_Task statement:_
Give the lines below as a JSON list of strings, one string per line and blank lines omitted, starting with the line that contains "Patent image size: (1058, 1312)." and going on through the line that contains "The terminals 44 is at (684, 992).".

_Listed records:_

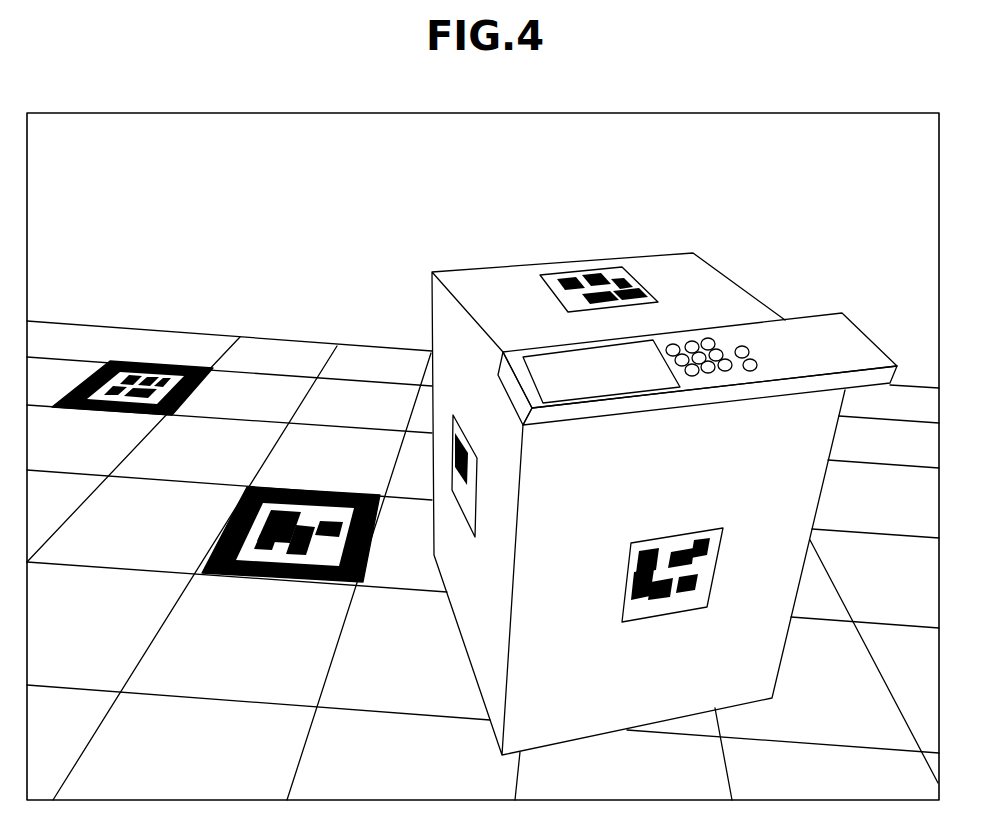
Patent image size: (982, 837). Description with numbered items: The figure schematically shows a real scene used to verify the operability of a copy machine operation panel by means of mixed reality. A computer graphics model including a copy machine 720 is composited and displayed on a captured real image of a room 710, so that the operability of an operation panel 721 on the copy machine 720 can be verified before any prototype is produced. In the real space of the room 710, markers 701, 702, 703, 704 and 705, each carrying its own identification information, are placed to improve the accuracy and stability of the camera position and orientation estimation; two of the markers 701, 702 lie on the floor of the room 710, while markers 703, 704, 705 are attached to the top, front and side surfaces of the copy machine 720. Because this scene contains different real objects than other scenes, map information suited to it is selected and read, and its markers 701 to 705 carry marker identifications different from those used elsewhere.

The marker 701 is at (162, 361).
The marker 702 is at (307, 493).
The marker 703 is at (573, 275).
The marker 704 is at (645, 610).
The marker 705 is at (468, 499).
The room 710 is at (278, 354).
The copy machine 720 is at (741, 234).
The operation panel 721 is at (813, 331).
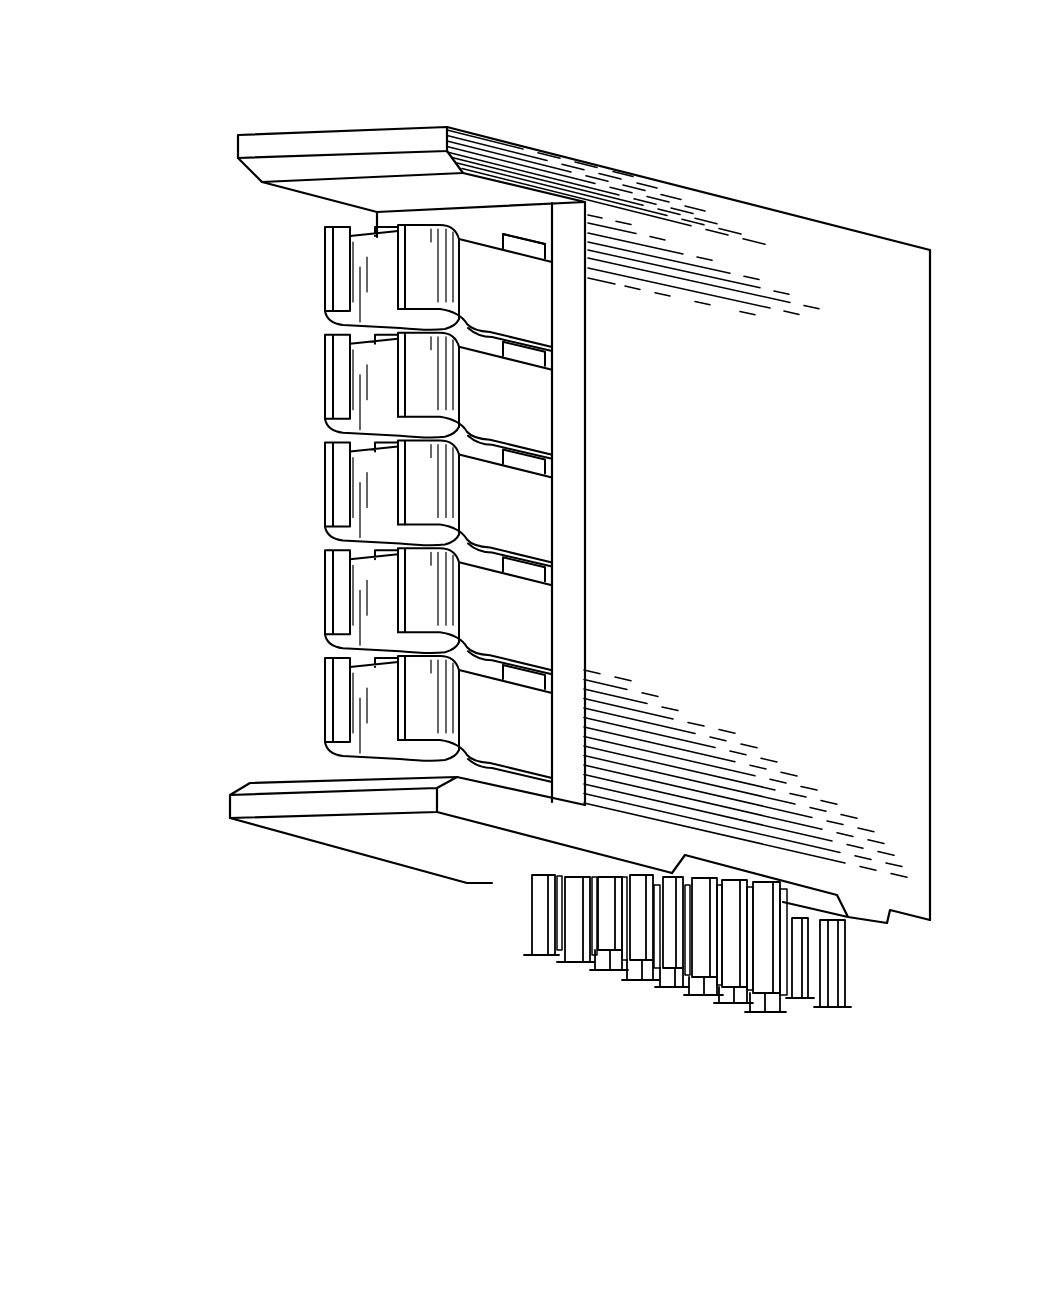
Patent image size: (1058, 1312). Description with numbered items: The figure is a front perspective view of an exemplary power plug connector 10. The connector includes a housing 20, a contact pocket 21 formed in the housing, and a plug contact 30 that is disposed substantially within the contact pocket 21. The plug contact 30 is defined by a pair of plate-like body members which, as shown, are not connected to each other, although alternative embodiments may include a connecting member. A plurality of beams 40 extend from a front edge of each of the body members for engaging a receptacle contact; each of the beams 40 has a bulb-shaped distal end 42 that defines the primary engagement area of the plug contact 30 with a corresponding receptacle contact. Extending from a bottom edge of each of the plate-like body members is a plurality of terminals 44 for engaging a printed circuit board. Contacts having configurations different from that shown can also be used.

The power plug connector 10 is at (203, 441).
The housing 20 is at (690, 190).
The contact pocket 21 is at (537, 238).
The plug contact 30 is at (305, 368).
The beams 40 is at (517, 733).
The bulb-shaped distal end 42 is at (338, 600).
The terminals 44 is at (684, 992).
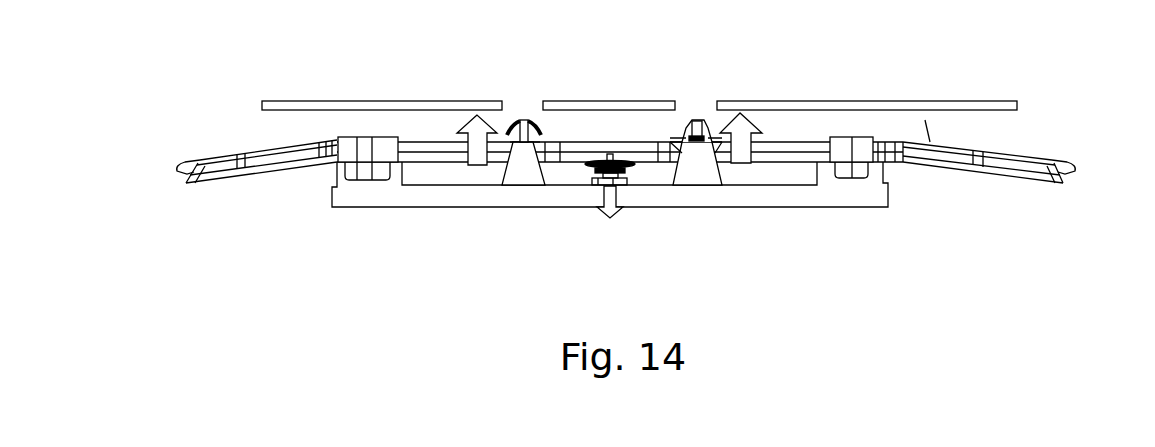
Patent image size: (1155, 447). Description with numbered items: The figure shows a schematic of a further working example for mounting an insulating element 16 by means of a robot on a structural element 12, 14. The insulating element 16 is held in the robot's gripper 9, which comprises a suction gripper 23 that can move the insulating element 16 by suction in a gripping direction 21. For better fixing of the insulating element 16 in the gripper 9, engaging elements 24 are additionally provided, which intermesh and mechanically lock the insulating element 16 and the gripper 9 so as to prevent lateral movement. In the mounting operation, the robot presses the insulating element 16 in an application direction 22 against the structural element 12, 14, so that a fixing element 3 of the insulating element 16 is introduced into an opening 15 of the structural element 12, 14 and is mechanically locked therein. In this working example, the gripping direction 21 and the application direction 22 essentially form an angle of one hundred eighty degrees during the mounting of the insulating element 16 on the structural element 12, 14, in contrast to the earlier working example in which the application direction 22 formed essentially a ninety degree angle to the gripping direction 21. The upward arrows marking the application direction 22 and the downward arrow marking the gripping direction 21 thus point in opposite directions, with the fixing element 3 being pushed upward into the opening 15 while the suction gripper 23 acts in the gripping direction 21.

The fixing element 3 is at (522, 117).
The gripper 9 is at (806, 240).
The structural element 12 is at (700, 114).
The structural element 14 is at (1018, 106).
The opening 15 is at (697, 118).
The insulating element 16 is at (237, 124).
The gripping direction 21 is at (607, 219).
The application direction 22 is at (479, 113).
The suction gripper 23 is at (622, 190).
The engaging element 24 is at (523, 163).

_Complete response:_
[
  "Patent image size: (1058, 1312). Description with numbered items: The figure is a front perspective view of an exemplary power plug connector 10. The connector includes a housing 20, a contact pocket 21 formed in the housing, and a plug contact 30 that is disposed substantially within the contact pocket 21. The plug contact 30 is defined by a pair of plate-like body members which, as shown, are not connected to each other, although alternative embodiments may include a connecting member. A plurality of beams 40 extend from a front edge of each of the body members for engaging a receptacle contact; each of the beams 40 has a bulb-shaped distal end 42 that defines the primary engagement area of the plug contact 30 with a corresponding receptacle contact. Extending from a bottom edge of each of the plate-like body members is a plurality of terminals 44 for engaging a printed circuit board. Contacts having configurations different from that shown can also be used.",
  "The power plug connector 10 is at (203, 441).",
  "The housing 20 is at (690, 190).",
  "The contact pocket 21 is at (537, 238).",
  "The plug contact 30 is at (305, 368).",
  "The beams 40 is at (517, 733).",
  "The bulb-shaped distal end 42 is at (338, 600).",
  "The terminals 44 is at (684, 992)."
]